#### TASK INPUTS

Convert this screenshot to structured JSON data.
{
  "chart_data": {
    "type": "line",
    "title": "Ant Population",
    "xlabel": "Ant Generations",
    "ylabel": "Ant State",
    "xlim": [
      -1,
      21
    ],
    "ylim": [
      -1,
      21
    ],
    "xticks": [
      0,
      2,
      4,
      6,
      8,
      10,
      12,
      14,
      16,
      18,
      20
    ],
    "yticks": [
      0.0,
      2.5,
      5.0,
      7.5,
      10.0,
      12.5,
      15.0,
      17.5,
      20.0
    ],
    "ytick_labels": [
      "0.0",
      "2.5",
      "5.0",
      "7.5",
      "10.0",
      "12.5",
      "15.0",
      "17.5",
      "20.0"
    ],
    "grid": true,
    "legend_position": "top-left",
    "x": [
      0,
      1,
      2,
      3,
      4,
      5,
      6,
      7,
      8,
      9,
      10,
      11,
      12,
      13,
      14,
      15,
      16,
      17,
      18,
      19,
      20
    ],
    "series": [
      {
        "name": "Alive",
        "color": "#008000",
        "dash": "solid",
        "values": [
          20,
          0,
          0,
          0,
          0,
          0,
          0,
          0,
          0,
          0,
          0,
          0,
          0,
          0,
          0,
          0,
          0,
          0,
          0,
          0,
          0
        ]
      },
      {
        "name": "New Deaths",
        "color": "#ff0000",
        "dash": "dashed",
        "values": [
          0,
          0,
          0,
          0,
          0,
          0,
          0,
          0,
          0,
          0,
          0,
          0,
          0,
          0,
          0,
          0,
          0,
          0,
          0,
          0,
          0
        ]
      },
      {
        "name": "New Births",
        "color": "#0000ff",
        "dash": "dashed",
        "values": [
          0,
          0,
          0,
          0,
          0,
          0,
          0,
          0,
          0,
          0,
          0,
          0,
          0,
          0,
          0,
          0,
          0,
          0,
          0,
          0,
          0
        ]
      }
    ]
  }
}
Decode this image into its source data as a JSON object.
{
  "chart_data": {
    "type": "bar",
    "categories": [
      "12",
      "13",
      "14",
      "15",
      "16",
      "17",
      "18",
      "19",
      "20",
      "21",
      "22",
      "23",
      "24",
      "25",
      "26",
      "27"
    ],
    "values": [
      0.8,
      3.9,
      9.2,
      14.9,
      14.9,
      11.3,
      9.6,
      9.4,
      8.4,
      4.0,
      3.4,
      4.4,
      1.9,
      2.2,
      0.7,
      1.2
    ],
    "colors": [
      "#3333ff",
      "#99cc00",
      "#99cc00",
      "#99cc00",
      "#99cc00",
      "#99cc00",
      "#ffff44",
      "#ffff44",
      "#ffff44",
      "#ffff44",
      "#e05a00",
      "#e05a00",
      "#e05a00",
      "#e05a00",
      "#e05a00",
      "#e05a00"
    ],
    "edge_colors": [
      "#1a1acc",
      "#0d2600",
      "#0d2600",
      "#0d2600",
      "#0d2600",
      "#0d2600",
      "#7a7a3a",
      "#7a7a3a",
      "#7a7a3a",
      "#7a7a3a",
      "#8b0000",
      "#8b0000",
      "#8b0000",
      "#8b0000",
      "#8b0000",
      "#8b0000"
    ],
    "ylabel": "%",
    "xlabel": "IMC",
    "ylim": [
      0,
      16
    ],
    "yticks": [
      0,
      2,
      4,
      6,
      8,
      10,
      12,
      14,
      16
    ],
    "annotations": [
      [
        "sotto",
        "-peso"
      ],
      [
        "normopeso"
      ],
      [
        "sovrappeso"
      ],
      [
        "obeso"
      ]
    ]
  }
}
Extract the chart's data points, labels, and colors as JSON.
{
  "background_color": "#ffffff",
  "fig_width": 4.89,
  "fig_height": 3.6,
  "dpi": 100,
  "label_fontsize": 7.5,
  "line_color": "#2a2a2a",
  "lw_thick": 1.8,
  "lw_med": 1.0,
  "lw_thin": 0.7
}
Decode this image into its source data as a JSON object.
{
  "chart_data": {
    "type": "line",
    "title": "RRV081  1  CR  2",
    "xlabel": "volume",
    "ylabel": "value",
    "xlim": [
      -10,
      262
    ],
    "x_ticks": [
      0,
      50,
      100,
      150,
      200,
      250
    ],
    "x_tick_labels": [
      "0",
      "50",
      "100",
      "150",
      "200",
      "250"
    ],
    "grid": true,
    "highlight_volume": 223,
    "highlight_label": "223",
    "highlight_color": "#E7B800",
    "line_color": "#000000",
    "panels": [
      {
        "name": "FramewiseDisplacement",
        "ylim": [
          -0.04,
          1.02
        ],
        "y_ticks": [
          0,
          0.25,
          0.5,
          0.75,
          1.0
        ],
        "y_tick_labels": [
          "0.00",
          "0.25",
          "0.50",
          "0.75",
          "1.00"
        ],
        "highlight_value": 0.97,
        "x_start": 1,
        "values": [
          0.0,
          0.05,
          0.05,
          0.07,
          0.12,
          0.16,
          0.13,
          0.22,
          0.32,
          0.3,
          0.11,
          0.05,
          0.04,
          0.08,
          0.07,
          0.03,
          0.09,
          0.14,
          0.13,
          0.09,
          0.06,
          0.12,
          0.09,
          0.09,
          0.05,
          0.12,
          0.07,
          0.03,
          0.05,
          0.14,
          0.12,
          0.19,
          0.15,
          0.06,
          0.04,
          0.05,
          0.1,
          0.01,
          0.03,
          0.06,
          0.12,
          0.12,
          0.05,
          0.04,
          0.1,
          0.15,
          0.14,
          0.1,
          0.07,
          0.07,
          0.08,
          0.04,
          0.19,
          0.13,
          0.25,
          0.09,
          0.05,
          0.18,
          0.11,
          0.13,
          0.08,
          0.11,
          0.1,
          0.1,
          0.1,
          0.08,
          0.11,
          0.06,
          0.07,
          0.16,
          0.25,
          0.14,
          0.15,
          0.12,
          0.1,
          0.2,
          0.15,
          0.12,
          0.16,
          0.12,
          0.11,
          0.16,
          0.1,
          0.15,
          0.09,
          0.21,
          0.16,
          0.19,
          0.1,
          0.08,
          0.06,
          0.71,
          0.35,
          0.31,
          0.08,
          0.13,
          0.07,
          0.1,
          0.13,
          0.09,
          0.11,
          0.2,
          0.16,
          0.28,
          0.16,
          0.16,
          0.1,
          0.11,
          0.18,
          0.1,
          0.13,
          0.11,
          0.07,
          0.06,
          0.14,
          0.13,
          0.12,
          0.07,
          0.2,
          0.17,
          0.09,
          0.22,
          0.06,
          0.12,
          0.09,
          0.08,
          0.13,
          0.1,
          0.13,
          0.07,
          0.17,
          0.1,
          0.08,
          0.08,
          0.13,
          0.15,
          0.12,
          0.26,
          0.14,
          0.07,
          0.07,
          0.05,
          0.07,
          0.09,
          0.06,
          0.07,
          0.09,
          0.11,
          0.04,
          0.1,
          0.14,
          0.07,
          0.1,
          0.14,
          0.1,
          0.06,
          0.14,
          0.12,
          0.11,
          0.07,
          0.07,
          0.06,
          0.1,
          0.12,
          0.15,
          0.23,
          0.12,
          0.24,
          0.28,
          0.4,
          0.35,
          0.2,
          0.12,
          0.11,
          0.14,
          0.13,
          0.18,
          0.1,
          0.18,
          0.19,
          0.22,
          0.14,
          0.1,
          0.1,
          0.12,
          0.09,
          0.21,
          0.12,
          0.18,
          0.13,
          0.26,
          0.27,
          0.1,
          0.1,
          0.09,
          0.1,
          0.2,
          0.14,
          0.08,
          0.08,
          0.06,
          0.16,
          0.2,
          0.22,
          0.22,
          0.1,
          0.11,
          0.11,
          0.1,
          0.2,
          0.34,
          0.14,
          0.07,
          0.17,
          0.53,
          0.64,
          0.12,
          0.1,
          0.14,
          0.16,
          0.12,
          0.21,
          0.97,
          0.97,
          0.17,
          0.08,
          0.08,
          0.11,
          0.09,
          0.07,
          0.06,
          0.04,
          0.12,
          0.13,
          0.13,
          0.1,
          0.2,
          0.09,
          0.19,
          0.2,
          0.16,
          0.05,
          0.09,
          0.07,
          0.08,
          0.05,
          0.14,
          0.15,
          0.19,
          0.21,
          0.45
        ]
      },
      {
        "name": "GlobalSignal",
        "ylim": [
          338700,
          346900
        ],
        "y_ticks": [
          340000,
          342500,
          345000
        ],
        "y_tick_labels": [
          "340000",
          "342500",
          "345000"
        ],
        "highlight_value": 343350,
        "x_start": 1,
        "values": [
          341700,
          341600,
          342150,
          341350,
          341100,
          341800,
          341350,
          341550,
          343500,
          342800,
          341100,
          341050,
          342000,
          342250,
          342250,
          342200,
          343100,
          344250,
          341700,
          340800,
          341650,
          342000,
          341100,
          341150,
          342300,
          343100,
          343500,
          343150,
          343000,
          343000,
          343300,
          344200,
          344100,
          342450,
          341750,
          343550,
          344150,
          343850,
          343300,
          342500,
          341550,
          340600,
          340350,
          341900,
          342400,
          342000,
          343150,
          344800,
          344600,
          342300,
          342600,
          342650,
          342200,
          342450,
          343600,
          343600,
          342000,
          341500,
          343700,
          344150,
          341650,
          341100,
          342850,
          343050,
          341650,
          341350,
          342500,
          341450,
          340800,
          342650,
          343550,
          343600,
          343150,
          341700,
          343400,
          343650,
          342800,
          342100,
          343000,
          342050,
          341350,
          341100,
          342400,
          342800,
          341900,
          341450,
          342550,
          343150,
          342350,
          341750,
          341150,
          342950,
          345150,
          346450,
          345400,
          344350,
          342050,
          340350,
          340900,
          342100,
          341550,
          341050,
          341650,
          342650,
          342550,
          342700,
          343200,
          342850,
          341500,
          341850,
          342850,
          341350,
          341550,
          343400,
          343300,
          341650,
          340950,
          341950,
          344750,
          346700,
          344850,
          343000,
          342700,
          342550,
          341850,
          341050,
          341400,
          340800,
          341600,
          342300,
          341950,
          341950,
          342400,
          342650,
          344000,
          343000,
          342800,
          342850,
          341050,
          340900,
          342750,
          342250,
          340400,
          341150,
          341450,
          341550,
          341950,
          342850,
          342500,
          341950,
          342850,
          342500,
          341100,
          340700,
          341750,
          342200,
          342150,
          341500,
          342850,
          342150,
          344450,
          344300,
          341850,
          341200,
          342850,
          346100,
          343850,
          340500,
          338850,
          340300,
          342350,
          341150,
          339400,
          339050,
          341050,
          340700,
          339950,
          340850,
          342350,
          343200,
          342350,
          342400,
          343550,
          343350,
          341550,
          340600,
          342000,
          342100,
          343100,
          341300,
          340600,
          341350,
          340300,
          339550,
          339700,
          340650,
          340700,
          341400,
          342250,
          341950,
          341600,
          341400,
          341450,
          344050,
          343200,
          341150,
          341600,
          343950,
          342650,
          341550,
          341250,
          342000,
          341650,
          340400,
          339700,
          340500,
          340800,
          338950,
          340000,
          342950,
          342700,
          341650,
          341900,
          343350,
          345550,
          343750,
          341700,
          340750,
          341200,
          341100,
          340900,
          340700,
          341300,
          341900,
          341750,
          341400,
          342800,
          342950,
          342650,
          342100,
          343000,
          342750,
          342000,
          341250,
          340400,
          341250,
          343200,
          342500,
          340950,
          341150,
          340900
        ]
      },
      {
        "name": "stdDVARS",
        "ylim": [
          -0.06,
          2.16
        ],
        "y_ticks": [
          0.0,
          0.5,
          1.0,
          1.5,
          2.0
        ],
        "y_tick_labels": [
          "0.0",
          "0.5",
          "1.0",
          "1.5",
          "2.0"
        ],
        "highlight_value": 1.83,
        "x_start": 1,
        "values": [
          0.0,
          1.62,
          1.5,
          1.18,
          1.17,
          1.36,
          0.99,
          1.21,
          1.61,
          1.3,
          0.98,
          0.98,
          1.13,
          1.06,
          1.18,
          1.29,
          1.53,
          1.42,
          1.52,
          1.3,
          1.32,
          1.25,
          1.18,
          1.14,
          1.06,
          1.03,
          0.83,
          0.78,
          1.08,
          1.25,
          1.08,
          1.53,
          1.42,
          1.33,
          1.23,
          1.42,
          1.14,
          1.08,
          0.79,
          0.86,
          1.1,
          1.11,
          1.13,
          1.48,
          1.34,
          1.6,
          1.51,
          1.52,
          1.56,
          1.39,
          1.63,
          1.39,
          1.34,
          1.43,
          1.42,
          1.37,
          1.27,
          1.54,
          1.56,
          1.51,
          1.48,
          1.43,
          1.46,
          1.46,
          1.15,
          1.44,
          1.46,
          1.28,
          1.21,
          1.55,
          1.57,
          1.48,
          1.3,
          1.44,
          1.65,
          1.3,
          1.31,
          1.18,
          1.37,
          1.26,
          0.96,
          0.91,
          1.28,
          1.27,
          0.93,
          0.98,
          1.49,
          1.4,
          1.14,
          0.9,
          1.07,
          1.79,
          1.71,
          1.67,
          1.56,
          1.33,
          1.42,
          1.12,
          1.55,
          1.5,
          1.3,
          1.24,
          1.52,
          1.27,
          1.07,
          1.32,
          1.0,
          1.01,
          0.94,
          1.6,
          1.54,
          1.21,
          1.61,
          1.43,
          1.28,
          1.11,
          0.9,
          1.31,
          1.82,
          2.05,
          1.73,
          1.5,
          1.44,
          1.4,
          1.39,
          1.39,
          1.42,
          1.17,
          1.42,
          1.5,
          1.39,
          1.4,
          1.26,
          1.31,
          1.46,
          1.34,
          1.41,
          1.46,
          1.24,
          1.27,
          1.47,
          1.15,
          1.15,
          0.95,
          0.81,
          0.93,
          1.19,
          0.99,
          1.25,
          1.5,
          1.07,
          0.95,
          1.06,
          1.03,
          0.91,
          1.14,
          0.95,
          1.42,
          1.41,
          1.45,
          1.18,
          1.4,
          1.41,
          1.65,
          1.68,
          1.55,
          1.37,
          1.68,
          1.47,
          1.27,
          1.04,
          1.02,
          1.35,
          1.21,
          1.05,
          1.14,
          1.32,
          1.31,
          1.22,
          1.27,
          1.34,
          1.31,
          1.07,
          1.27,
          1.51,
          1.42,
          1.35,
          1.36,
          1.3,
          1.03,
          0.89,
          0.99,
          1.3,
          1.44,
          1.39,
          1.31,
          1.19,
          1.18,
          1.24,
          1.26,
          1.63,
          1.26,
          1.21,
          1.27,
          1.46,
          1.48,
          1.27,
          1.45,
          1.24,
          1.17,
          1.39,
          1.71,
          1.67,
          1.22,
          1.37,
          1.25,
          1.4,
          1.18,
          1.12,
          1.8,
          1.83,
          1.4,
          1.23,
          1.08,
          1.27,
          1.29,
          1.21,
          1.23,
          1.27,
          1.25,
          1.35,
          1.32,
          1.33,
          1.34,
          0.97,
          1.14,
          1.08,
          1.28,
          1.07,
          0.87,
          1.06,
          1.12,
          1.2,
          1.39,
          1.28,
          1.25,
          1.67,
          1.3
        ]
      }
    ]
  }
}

########

| TASK GOAL |
Gather from the records above every line containing the string "JSON".

| WRITTEN REPLY |
Convert this screenshot to structured JSON data.
Decode this image into its source data as a JSON object.
Extract the chart's data points, labels, and colors as JSON.
Decode this image into its source data as a JSON object.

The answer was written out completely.